■ TASK DIRECTIONS
List every abbreviation written in capital letters that appears in the forum thread below, counting a plural form together with its singular.

■ DOCUMENT SECTION
-------------------------
IME, we don't have good MH services even in non-Covid times, in terms of Community mental health teams. My relative's CMHT are pretty useless. Their new CPN has spoken to them for 5 minutes during the pandemic. Their previous one frequently didn't turn up to appointments, didn't apologise for not doing so, and was always having time off. I don't think it matters how much money is thrown at MH services, we need to change the culture of many people working in CMHTs. First, get them to treat 'service users' with basic respect.

Layladylay234 · 16/01/2021 09:11

Good and relevant thread but you'll get people still screaming that Covid is more important than anything. I know more people who've died of cancer then Covid,including a 39 year old femal friend last Sept who was misdiagnosed all this year despite having an incredibly aggressive form of cancer. She actually hesitated using the NHS in April when she sprained her ankle and left it a week before going to A&E because she didn't want to go because of Covid. Her missed diagnosis was definitely due in part to Covid. And who's to tell anyone that her life and treatment she could have received is any less important than Covid patients. Because it wasn't.

Pillowcase123 · 16/01/2021 09:13

Suicide is horrendous and a tragedy each time. And you're right, our NHS should be much better funded, especially in mental health services.

However, statistically, less than 6,000 people died from suicide in 2019 whereas 80,000ish people have died from Covid between March 2020 and now (not even a full year). We need to put out attention on the areas causing the most deaths.
-------------------------
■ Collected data
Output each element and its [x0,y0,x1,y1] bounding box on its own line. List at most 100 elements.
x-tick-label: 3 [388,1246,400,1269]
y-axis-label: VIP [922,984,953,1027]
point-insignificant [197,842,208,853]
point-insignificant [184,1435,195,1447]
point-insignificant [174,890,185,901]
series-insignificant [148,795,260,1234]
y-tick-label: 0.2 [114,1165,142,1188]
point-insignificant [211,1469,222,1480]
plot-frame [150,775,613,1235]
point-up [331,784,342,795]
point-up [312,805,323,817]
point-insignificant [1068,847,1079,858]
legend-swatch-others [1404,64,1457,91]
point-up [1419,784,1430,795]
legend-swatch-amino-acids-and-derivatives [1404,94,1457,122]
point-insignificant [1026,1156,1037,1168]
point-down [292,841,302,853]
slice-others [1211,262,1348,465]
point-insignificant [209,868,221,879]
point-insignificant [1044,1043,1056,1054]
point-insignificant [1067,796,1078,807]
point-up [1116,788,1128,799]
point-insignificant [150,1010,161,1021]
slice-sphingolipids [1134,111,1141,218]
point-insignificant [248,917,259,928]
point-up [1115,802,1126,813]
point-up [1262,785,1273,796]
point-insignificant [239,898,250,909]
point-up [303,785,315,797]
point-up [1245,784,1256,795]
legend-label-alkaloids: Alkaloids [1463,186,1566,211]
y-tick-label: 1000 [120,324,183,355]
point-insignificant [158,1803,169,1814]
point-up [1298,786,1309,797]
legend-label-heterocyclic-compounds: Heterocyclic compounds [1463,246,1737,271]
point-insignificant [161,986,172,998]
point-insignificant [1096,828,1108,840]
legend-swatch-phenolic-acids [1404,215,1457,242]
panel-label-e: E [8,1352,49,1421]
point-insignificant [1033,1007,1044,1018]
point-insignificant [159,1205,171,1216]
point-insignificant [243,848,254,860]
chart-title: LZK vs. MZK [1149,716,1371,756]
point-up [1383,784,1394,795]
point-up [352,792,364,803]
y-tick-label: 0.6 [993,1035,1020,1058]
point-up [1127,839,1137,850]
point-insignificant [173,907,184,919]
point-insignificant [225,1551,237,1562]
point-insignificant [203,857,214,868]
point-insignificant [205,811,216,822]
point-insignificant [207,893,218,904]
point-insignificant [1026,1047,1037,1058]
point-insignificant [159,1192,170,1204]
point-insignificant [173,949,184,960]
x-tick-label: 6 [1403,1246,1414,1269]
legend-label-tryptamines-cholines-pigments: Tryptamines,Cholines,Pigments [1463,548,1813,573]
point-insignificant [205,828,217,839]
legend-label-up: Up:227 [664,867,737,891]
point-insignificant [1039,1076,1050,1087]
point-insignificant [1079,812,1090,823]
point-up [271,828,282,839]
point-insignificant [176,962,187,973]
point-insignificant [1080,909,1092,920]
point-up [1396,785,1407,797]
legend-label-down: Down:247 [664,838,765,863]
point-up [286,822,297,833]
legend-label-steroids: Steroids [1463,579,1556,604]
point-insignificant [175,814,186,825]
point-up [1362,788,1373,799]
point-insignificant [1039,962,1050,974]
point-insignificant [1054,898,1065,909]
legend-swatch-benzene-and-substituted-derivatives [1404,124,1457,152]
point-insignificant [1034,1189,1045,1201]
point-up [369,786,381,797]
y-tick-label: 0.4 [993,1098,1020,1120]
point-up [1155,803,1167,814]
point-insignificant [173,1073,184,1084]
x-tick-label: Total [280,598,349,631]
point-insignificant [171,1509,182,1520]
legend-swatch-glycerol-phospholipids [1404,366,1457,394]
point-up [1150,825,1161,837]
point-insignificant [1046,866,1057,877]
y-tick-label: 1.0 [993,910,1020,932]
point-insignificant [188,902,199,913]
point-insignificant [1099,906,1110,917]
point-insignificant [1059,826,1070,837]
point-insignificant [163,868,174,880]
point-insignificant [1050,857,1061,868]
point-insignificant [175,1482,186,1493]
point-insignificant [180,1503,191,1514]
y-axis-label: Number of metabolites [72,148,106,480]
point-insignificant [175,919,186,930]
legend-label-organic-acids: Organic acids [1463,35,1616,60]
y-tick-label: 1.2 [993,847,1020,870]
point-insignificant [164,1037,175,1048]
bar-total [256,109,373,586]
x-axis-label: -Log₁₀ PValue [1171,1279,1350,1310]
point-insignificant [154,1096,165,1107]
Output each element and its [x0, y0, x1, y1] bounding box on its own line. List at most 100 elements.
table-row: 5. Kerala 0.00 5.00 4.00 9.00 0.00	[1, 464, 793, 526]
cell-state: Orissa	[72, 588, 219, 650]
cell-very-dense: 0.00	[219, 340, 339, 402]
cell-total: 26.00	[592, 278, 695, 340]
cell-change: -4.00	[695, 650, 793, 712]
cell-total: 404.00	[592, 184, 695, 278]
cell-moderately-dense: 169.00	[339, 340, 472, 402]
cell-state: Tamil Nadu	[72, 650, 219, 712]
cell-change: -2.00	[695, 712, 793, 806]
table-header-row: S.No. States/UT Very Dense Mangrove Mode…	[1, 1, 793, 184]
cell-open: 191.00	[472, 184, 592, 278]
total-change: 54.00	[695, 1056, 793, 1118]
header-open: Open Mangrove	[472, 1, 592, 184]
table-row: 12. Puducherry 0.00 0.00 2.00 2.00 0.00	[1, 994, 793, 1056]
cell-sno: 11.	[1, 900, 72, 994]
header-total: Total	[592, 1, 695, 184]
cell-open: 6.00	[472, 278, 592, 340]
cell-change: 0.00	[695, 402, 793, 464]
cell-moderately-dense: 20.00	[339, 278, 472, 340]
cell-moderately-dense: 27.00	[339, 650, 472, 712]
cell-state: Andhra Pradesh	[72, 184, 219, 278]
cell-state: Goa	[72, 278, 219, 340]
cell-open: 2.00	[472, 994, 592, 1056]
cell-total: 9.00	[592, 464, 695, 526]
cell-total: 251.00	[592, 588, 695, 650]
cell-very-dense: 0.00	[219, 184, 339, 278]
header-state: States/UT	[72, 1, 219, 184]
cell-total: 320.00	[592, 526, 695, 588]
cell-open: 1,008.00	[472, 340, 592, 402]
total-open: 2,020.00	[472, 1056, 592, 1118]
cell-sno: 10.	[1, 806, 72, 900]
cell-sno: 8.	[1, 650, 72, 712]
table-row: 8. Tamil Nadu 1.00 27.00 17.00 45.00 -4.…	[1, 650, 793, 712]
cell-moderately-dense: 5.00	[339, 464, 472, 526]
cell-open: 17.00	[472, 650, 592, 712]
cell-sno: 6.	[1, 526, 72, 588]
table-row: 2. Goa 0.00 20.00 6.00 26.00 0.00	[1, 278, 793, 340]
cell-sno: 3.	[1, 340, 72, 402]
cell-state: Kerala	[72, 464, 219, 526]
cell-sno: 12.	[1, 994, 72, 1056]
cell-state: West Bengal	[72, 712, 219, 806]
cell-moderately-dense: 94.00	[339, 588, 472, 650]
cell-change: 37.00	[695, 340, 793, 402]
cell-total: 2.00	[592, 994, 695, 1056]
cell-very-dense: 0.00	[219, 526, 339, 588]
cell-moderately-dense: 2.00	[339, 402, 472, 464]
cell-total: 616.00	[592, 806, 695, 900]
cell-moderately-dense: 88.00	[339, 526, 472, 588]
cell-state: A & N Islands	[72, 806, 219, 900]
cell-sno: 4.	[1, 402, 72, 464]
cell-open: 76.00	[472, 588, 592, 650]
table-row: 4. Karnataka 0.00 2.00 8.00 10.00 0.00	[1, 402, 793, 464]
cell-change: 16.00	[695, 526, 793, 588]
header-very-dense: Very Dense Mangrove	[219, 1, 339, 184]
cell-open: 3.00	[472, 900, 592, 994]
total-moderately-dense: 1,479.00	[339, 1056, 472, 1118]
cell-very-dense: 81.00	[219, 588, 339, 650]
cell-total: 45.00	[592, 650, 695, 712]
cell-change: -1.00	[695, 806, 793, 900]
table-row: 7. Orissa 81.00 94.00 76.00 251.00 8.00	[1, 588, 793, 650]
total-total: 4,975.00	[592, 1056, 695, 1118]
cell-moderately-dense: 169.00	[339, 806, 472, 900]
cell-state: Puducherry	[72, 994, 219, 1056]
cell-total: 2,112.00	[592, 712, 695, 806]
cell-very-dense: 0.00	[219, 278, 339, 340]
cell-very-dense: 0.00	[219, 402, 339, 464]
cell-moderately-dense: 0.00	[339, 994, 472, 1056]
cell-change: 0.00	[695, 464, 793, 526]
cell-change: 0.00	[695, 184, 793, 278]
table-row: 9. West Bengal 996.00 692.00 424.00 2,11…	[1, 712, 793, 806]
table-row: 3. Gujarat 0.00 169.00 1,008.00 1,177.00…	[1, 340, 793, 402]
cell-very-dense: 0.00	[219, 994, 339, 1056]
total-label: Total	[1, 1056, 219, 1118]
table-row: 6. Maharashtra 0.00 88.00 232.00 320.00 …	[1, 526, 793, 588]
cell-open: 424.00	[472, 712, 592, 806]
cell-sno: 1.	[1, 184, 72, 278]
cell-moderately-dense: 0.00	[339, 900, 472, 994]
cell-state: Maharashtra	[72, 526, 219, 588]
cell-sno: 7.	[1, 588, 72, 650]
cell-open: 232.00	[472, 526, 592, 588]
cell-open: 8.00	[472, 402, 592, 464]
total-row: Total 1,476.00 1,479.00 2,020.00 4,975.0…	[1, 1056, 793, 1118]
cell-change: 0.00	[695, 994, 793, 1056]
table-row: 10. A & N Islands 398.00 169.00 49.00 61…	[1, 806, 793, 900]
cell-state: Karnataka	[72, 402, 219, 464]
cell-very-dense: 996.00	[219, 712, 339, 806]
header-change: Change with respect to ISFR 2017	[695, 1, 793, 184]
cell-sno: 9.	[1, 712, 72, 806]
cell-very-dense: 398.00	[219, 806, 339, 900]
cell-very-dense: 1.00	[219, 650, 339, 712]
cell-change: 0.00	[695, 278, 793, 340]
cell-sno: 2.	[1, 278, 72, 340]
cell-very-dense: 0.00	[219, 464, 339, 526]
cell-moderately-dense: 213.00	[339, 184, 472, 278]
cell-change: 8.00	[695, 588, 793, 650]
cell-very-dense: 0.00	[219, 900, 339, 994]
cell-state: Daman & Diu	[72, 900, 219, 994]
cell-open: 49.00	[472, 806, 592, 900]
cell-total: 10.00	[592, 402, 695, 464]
-------------------------
■ PROBLEM SOLUTION
IME, MH, CMHT, CPN, NHS, A&E